§ **Aim**
Look through the records below, count the lines with the word "function", and reply with only the number.

§ **Record list**
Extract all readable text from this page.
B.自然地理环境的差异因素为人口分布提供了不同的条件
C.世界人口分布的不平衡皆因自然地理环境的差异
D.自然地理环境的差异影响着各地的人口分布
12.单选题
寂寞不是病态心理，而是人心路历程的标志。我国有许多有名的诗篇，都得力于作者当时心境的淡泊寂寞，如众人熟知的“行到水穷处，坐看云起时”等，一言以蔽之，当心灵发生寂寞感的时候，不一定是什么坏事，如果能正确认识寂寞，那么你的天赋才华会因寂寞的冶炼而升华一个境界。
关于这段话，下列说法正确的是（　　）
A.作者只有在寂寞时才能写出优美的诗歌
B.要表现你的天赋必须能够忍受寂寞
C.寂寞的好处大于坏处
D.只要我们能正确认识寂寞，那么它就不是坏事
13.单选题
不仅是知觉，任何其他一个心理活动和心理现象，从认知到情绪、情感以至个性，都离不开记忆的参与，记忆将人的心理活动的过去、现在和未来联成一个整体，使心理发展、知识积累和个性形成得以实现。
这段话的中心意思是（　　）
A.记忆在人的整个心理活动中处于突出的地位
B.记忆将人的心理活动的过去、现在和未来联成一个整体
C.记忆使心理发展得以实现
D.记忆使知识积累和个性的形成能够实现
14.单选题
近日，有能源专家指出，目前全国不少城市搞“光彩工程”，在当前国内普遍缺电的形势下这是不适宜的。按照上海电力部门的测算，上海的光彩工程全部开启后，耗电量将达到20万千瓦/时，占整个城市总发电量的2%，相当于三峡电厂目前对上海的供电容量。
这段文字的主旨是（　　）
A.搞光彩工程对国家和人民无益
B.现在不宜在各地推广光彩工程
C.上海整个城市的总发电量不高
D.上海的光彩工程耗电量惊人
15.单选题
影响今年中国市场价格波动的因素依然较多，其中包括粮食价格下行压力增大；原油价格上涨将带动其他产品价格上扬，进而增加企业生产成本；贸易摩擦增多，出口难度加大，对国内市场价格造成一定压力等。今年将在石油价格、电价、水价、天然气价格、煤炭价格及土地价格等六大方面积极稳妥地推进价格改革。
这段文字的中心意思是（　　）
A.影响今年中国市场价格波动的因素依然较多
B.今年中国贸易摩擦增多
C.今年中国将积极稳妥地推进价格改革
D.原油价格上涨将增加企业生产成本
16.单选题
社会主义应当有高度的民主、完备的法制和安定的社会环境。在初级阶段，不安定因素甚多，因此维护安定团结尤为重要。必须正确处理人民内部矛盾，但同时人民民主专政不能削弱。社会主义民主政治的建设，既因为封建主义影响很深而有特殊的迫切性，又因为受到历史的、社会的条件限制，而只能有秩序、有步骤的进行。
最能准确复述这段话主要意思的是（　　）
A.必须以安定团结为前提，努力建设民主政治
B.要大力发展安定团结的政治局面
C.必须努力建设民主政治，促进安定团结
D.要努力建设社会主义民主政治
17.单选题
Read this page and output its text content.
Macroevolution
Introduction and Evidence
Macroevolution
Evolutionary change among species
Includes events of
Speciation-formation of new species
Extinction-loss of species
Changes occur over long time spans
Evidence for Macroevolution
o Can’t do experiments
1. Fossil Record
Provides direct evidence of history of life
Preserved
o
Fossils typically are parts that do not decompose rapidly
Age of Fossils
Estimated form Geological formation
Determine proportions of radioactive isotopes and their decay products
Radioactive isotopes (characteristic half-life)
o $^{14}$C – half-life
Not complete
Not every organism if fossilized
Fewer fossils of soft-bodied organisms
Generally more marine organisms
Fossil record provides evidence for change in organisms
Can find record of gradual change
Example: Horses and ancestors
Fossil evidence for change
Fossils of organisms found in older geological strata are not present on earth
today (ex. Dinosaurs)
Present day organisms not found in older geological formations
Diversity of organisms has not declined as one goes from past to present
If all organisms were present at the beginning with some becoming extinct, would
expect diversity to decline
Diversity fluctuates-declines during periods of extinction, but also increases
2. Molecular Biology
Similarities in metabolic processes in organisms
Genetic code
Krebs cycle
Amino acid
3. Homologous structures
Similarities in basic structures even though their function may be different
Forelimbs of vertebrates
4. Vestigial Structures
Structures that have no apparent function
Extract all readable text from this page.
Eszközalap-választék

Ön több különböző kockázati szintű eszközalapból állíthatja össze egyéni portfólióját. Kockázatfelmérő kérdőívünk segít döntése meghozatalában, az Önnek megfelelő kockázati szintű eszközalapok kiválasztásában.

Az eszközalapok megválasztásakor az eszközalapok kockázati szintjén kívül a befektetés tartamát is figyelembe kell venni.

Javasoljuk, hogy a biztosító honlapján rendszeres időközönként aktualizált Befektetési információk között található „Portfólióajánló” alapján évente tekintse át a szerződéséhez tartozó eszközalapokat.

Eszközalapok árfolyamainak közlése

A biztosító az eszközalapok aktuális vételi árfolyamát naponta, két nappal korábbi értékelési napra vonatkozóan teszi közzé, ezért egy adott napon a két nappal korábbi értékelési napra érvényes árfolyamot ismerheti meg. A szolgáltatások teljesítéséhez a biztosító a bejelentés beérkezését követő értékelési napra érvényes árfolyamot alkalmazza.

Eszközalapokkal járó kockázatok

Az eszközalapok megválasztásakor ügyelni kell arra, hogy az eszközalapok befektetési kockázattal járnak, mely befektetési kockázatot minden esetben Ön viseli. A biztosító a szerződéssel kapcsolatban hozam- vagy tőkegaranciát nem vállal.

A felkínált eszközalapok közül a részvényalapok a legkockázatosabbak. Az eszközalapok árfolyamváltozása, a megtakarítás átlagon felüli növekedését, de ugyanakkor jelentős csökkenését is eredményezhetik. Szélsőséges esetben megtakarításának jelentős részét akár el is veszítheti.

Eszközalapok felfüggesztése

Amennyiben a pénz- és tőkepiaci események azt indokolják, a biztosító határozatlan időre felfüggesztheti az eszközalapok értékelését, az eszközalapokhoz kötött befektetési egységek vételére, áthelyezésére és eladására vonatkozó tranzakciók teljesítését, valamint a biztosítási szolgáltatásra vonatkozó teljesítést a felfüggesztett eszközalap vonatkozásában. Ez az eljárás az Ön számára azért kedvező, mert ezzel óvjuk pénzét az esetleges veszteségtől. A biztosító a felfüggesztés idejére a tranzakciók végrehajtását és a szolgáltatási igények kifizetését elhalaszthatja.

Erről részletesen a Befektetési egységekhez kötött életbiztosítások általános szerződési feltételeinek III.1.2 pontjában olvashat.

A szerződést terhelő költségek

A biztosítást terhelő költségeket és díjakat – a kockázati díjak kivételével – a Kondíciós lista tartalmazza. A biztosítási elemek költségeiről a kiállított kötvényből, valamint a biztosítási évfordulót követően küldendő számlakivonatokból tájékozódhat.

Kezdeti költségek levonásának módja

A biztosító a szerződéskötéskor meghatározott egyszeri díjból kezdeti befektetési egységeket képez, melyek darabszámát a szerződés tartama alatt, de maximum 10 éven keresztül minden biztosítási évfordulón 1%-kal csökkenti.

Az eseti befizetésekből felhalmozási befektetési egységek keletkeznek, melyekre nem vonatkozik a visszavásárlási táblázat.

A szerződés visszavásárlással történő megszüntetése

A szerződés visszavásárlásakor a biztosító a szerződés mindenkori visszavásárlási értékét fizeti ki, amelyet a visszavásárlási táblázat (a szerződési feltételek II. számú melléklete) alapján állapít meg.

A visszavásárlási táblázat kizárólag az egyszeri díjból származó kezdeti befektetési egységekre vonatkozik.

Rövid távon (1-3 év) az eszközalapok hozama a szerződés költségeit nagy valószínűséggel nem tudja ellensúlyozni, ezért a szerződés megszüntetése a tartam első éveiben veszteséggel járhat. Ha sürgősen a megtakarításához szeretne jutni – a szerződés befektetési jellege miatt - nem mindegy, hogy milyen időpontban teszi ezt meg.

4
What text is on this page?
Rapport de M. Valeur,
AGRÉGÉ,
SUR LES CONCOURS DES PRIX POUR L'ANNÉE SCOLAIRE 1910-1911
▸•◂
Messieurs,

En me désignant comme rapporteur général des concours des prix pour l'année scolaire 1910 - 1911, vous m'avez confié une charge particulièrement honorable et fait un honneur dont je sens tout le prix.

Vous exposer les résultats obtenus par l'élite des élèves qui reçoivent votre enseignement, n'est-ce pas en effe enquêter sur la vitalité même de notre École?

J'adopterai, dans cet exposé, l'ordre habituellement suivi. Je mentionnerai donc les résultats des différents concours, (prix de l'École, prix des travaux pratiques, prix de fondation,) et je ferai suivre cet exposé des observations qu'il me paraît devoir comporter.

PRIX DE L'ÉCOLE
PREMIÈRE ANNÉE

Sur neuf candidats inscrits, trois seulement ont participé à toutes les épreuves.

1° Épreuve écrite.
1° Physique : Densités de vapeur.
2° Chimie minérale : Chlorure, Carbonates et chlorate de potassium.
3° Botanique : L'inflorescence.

§ **Task response**
2